▸ Given problem: In the records below, locate the line containing "Decode this image"; output that line and every following line through the last, exactly.

▸ Information provided:
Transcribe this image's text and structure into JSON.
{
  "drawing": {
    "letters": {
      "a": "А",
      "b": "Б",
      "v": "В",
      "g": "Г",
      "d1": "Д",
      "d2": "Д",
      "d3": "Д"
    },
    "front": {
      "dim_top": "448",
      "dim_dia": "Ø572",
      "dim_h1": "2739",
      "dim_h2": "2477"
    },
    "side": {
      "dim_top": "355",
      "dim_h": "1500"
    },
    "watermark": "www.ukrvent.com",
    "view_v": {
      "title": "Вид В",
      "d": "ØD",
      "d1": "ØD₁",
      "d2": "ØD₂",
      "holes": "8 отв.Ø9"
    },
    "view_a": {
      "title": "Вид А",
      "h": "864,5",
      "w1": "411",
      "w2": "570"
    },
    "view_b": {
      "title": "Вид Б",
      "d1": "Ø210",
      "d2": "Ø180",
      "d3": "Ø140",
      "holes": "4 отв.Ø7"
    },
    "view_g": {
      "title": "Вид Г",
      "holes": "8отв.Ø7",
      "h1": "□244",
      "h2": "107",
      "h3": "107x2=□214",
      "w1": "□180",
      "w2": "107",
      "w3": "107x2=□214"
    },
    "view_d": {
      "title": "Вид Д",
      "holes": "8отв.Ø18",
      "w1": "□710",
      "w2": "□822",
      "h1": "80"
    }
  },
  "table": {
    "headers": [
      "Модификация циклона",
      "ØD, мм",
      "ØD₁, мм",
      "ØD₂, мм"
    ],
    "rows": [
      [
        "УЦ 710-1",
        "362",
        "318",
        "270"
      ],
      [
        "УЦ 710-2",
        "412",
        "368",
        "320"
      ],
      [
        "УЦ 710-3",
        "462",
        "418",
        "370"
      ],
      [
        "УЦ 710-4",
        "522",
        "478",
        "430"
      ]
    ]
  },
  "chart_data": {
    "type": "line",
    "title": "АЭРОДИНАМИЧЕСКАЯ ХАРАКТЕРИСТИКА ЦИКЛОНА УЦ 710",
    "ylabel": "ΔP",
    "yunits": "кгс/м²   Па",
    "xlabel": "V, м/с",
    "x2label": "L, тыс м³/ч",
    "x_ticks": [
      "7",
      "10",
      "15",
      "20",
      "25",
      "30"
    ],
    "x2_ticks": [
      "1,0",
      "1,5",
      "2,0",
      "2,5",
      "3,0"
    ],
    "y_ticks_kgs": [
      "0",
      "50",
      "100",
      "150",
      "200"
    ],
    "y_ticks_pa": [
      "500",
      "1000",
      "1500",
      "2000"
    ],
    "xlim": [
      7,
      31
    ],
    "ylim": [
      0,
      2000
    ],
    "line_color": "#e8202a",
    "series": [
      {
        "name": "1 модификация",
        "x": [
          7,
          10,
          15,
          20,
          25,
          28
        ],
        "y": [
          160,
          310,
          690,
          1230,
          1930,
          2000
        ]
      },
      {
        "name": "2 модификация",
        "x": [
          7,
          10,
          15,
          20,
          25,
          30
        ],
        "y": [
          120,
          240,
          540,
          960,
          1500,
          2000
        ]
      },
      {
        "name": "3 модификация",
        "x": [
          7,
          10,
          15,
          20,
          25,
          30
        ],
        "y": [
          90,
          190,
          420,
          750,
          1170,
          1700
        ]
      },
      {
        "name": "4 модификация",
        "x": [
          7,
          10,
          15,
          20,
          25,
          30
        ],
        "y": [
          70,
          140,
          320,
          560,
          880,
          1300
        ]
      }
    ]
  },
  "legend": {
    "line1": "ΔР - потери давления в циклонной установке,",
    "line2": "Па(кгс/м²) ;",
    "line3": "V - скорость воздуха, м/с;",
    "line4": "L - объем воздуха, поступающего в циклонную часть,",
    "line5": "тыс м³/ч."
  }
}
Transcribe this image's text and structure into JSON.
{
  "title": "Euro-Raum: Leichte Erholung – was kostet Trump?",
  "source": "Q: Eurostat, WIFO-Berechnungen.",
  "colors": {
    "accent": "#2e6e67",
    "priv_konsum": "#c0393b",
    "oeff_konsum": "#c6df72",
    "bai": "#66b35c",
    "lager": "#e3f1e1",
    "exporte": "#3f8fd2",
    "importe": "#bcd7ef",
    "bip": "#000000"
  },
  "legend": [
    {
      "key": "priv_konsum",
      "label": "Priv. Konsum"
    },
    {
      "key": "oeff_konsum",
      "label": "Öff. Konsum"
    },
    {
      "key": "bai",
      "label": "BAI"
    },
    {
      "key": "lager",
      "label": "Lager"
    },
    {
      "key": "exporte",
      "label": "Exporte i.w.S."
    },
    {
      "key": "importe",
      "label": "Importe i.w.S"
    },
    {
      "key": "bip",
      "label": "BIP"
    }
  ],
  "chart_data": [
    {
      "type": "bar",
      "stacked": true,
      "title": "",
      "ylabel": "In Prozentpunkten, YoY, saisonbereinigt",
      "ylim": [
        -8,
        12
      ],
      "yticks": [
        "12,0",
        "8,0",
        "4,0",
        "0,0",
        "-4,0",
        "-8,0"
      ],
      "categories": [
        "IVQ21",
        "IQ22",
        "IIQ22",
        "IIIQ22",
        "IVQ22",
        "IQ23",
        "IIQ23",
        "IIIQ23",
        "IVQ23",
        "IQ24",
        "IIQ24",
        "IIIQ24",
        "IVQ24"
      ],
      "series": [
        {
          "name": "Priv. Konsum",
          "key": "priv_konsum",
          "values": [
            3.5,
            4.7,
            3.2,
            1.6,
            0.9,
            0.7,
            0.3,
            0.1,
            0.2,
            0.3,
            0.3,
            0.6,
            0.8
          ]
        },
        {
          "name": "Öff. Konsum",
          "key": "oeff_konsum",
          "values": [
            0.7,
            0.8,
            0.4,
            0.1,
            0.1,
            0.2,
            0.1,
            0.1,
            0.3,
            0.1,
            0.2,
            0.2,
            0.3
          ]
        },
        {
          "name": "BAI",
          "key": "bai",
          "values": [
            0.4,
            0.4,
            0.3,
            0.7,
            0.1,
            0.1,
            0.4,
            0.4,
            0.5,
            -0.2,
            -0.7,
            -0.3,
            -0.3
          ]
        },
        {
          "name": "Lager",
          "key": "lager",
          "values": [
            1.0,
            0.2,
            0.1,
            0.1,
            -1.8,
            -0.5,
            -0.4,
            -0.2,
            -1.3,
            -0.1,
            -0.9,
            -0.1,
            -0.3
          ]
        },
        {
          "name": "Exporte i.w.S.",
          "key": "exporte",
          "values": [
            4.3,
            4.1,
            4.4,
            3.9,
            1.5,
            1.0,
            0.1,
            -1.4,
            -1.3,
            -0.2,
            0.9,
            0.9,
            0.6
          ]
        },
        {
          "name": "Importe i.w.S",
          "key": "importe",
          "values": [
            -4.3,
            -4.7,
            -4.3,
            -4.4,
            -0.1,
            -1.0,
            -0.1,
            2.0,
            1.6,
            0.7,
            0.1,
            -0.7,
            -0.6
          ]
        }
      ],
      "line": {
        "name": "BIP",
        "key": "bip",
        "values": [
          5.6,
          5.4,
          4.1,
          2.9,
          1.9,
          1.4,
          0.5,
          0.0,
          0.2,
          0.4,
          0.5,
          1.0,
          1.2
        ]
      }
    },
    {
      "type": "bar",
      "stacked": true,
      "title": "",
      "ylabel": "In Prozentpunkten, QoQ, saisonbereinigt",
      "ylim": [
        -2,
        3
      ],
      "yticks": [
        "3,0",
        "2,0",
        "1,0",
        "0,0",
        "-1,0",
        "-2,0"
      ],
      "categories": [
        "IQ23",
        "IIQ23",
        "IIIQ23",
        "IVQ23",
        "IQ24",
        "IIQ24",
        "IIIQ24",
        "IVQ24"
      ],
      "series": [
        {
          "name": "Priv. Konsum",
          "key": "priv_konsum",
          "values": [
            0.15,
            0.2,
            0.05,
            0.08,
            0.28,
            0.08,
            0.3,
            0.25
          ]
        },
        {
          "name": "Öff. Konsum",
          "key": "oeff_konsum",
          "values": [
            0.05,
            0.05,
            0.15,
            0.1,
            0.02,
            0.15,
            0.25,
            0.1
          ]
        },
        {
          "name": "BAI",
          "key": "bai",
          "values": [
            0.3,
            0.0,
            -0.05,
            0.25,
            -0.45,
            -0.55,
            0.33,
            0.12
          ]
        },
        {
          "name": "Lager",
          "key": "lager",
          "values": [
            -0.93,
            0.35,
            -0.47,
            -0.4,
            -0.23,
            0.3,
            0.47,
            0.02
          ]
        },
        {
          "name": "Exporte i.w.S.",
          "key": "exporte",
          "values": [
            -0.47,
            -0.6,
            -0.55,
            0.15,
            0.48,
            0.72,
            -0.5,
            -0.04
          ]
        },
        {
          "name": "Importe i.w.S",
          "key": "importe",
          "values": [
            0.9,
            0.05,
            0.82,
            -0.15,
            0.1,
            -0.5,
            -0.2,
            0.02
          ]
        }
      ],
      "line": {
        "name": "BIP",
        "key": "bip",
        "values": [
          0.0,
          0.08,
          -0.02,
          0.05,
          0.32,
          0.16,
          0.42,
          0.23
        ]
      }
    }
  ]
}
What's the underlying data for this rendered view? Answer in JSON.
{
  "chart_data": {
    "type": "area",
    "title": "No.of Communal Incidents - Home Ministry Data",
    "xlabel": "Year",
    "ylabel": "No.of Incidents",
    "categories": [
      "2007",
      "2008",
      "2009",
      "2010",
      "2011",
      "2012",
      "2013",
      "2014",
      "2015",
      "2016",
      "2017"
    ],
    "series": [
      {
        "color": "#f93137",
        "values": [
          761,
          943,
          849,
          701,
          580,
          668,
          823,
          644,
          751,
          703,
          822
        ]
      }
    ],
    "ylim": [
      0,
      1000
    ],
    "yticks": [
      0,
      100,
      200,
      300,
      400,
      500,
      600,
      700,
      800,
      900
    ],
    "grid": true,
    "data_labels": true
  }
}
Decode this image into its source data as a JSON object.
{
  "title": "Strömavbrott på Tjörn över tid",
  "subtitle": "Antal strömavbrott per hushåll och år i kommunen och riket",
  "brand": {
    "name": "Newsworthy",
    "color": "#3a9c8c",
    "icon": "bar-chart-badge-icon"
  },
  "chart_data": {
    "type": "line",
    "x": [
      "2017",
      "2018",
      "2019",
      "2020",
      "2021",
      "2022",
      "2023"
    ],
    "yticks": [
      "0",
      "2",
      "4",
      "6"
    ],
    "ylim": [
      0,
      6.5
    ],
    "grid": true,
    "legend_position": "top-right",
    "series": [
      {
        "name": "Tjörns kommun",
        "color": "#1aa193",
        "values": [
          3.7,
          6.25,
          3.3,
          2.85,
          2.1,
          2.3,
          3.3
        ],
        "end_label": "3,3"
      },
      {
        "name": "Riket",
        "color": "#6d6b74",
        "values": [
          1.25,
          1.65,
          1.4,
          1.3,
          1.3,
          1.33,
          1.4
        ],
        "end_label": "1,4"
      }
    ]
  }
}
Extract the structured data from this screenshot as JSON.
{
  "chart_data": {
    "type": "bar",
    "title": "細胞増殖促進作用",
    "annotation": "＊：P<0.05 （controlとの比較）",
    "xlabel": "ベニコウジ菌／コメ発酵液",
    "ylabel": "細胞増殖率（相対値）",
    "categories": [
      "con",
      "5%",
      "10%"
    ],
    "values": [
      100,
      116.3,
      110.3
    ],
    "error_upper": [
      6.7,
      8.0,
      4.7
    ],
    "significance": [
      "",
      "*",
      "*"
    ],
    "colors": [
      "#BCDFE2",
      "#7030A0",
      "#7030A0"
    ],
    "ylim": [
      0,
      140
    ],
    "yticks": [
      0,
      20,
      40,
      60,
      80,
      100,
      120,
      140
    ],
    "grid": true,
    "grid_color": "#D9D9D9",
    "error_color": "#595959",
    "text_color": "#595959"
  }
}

▸ The completed task:
Decode this image into its source data as a JSON object.
{
  "title": "Strömavbrott på Tjörn över tid",
  "subtitle": "Antal strömavbrott per hushåll och år i kommunen och riket",
  "brand": {
    "name": "Newsworthy",
    "color": "#3a9c8c",
    "icon": "bar-chart-badge-icon"
  },
  "chart_data": {
    "type": "line",
    "x": [
      "2017",
      "2018",
      "2019",
      "2020",
      "2021",
      "2022",
      "2023"
    ],
    "yticks": [
      "0",
      "2",
      "4",
      "6"
    ],
    "ylim": [
      0,
      6.5
    ],
    "grid": true,
    "legend_position": "top-right",
    "series": [
      {
        "name": "Tjörns kommun",
        "color": "#1aa193",
        "values": [
          3.7,
          6.25,
          3.3,
          2.85,
          2.1,
          2.3,
          3.3
        ],
        "end_label": "3,3"
      },
      {
        "name": "Riket",
        "color": "#6d6b74",
        "values": [
          1.25,
          1.65,
          1.4,
          1.3,
          1.3,
          1.33,
          1.4
        ],
        "end_label": "1,4"
      }
    ]
  }
}
Extract the structured data from this screenshot as JSON.
{
  "chart_data": {
    "type": "bar",
    "title": "細胞増殖促進作用",
    "annotation": "＊：P<0.05 （controlとの比較）",
    "xlabel": "ベニコウジ菌／コメ発酵液",
    "ylabel": "細胞増殖率（相対値）",
    "categories": [
      "con",
      "5%",
      "10%"
    ],
    "values": [
      100,
      116.3,
      110.3
    ],
    "error_upper": [
      6.7,
      8.0,
      4.7
    ],
    "significance": [
      "",
      "*",
      "*"
    ],
    "colors": [
      "#BCDFE2",
      "#7030A0",
      "#7030A0"
    ],
    "ylim": [
      0,
      140
    ],
    "yticks": [
      0,
      20,
      40,
      60,
      80,
      100,
      120,
      140
    ],
    "grid": true,
    "grid_color": "#D9D9D9",
    "error_color": "#595959",
    "text_color": "#595959"
  }
}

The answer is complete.